▶ [Set problem] Search the data for the string "compétence" and extract every line where it appears.

------ Extracted records

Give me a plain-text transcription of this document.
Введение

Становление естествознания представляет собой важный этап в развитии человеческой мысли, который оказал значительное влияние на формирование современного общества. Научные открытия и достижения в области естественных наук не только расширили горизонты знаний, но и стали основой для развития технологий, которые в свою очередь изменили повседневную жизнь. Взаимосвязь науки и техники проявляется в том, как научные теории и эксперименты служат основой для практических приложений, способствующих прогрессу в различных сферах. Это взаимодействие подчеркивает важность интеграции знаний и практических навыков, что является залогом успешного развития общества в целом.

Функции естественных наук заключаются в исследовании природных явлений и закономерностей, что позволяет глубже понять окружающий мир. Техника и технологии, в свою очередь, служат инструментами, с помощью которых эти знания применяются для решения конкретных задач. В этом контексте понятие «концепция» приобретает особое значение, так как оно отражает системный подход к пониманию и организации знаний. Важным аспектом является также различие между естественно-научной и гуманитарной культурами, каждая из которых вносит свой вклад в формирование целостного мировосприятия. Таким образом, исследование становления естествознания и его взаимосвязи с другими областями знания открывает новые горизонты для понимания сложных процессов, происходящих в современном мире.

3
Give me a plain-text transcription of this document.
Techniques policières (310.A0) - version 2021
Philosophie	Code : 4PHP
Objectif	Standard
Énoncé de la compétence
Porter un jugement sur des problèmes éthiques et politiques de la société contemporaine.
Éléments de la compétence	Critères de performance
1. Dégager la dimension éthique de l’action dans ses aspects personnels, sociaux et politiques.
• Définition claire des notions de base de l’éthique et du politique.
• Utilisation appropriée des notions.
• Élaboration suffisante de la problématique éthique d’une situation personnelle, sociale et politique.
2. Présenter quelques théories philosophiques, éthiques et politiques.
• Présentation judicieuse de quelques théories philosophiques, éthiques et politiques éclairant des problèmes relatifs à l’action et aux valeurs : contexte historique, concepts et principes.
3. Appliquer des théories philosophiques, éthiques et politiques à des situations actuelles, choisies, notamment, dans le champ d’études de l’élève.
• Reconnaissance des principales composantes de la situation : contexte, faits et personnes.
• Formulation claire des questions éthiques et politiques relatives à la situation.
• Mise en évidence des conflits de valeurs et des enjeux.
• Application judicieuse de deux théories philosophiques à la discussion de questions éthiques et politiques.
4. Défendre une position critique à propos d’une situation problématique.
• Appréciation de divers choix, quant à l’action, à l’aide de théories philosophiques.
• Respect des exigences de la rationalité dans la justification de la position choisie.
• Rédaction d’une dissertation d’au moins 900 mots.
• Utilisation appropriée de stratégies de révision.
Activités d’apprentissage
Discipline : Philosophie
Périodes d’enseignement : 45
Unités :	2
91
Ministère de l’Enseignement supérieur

------------

▶ [Problem solution]
Énoncé de la compétence
Éléments de la compétence	Critères de performance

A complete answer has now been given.